_GIVEN DATA_:
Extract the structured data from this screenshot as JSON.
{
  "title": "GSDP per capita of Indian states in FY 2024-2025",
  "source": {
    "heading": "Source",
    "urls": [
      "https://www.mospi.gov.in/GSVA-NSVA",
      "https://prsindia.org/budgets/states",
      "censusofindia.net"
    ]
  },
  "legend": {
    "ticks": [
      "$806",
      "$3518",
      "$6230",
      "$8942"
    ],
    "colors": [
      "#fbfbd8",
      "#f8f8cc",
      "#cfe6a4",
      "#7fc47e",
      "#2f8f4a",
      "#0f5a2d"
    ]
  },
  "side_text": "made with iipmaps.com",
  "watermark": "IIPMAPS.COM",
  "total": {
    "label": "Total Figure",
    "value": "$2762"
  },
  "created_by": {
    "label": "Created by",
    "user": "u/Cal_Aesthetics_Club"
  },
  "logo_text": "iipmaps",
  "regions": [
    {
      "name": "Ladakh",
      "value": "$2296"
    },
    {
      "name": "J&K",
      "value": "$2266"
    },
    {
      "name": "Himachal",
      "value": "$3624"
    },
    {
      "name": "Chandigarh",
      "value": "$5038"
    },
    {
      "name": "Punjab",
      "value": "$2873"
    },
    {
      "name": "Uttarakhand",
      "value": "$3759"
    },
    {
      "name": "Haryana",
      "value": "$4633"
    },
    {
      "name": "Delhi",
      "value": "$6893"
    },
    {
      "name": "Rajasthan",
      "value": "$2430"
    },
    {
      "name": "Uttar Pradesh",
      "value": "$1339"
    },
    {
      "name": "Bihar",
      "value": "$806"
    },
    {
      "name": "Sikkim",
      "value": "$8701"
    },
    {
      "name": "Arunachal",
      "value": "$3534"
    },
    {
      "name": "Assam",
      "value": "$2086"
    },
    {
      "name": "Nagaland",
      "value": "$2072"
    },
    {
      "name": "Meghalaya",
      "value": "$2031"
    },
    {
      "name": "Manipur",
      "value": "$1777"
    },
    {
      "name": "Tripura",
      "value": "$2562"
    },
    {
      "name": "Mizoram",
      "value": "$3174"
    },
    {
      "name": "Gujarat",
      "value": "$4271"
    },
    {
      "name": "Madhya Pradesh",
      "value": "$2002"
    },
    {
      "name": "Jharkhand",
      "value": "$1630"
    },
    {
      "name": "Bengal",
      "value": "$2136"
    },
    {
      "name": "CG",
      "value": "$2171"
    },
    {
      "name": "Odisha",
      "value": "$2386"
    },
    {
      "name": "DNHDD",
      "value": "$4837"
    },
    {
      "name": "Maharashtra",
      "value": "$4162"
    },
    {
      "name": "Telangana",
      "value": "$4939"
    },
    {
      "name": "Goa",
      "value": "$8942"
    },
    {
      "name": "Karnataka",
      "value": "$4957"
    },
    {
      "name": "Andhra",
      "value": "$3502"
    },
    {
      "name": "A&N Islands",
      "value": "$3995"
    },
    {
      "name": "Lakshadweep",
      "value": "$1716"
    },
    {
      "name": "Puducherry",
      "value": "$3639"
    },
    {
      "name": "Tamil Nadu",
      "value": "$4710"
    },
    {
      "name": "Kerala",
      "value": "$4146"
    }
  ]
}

_WHAT IS EXPECTED_:
All of the material must be reproduced exactly.

_EXPECTED ANSWER_:
Extract the structured data from this screenshot as JSON.
{
  "title": "GSDP per capita of Indian states in FY 2024-2025",
  "source": {
    "heading": "Source",
    "urls": [
      "https://www.mospi.gov.in/GSVA-NSVA",
      "https://prsindia.org/budgets/states",
      "censusofindia.net"
    ]
  },
  "legend": {
    "ticks": [
      "$806",
      "$3518",
      "$6230",
      "$8942"
    ],
    "colors": [
      "#fbfbd8",
      "#f8f8cc",
      "#cfe6a4",
      "#7fc47e",
      "#2f8f4a",
      "#0f5a2d"
    ]
  },
  "side_text": "made with iipmaps.com",
  "watermark": "IIPMAPS.COM",
  "total": {
    "label": "Total Figure",
    "value": "$2762"
  },
  "created_by": {
    "label": "Created by",
    "user": "u/Cal_Aesthetics_Club"
  },
  "logo_text": "iipmaps",
  "regions": [
    {
      "name": "Ladakh",
      "value": "$2296"
    },
    {
      "name": "J&K",
      "value": "$2266"
    },
    {
      "name": "Himachal",
      "value": "$3624"
    },
    {
      "name": "Chandigarh",
      "value": "$5038"
    },
    {
      "name": "Punjab",
      "value": "$2873"
    },
    {
      "name": "Uttarakhand",
      "value": "$3759"
    },
    {
      "name": "Haryana",
      "value": "$4633"
    },
    {
      "name": "Delhi",
      "value": "$6893"
    },
    {
      "name": "Rajasthan",
      "value": "$2430"
    },
    {
      "name": "Uttar Pradesh",
      "value": "$1339"
    },
    {
      "name": "Bihar",
      "value": "$806"
    },
    {
      "name": "Sikkim",
      "value": "$8701"
    },
    {
      "name": "Arunachal",
      "value": "$3534"
    },
    {
      "name": "Assam",
      "value": "$2086"
    },
    {
      "name": "Nagaland",
      "value": "$2072"
    },
    {
      "name": "Meghalaya",
      "value": "$2031"
    },
    {
      "name": "Manipur",
      "value": "$1777"
    },
    {
      "name": "Tripura",
      "value": "$2562"
    },
    {
      "name": "Mizoram",
      "value": "$3174"
    },
    {
      "name": "Gujarat",
      "value": "$4271"
    },
    {
      "name": "Madhya Pradesh",
      "value": "$2002"
    },
    {
      "name": "Jharkhand",
      "value": "$1630"
    },
    {
      "name": "Bengal",
      "value": "$2136"
    },
    {
      "name": "CG",
      "value": "$2171"
    },
    {
      "name": "Odisha",
      "value": "$2386"
    },
    {
      "name": "DNHDD",
      "value": "$4837"
    },
    {
      "name": "Maharashtra",
      "value": "$4162"
    },
    {
      "name": "Telangana",
      "value": "$4939"
    },
    {
      "name": "Goa",
      "value": "$8942"
    },
    {
      "name": "Karnataka",
      "value": "$4957"
    },
    {
      "name": "Andhra",
      "value": "$3502"
    },
    {
      "name": "A&N Islands",
      "value": "$3995"
    },
    {
      "name": "Lakshadweep",
      "value": "$1716"
    },
    {
      "name": "Puducherry",
      "value": "$3639"
    },
    {
      "name": "Tamil Nadu",
      "value": "$4710"
    },
    {
      "name": "Kerala",
      "value": "$4146"
    }
  ]
}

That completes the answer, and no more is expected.